GIVEN REQUEST:
Would you extract the whole listing below and retype it exactly?

[Figure data in JSON]
++++
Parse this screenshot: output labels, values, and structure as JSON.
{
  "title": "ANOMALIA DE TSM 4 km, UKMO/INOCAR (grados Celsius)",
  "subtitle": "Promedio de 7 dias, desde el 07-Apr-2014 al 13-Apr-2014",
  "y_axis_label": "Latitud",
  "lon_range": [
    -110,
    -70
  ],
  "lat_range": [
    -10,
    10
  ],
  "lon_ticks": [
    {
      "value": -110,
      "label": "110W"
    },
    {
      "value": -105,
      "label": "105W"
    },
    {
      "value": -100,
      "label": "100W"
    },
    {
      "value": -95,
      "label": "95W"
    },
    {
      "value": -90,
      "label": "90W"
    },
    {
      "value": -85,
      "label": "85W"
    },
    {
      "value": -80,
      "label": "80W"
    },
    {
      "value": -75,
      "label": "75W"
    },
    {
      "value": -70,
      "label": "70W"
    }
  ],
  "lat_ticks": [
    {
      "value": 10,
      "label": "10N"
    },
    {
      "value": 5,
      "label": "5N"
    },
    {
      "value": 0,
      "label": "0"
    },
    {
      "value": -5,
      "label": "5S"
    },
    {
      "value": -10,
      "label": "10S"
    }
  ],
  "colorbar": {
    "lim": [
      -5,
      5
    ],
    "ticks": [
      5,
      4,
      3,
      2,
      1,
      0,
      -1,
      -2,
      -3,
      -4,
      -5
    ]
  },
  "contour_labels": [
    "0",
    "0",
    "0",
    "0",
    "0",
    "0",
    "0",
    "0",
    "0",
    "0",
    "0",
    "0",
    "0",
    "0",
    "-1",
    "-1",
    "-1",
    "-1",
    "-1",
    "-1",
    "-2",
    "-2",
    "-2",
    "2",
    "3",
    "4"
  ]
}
++++
CORRECT RESULT:
Parse this screenshot: output labels, values, and structure as JSON.
{
  "title": "ANOMALIA DE TSM 4 km, UKMO/INOCAR (grados Celsius)",
  "subtitle": "Promedio de 7 dias, desde el 07-Apr-2014 al 13-Apr-2014",
  "y_axis_label": "Latitud",
  "lon_range": [
    -110,
    -70
  ],
  "lat_range": [
    -10,
    10
  ],
  "lon_ticks": [
    {
      "value": -110,
      "label": "110W"
    },
    {
      "value": -105,
      "label": "105W"
    },
    {
      "value": -100,
      "label": "100W"
    },
    {
      "value": -95,
      "label": "95W"
    },
    {
      "value": -90,
      "label": "90W"
    },
    {
      "value": -85,
      "label": "85W"
    },
    {
      "value": -80,
      "label": "80W"
    },
    {
      "value": -75,
      "label": "75W"
    },
    {
      "value": -70,
      "label": "70W"
    }
  ],
  "lat_ticks": [
    {
      "value": 10,
      "label": "10N"
    },
    {
      "value": 5,
      "label": "5N"
    },
    {
      "value": 0,
      "label": "0"
    },
    {
      "value": -5,
      "label": "5S"
    },
    {
      "value": -10,
      "label": "10S"
    }
  ],
  "colorbar": {
    "lim": [
      -5,
      5
    ],
    "ticks": [
      5,
      4,
      3,
      2,
      1,
      0,
      -1,
      -2,
      -3,
      -4,
      -5
    ]
  },
  "contour_labels": [
    "0",
    "0",
    "0",
    "0",
    "0",
    "0",
    "0",
    "0",
    "0",
    "0",
    "0",
    "0",
    "0",
    "0",
    "-1",
    "-1",
    "-1",
    "-1",
    "-1",
    "-1",
    "-2",
    "-2",
    "-2",
    "2",
    "3",
    "4"
  ]
}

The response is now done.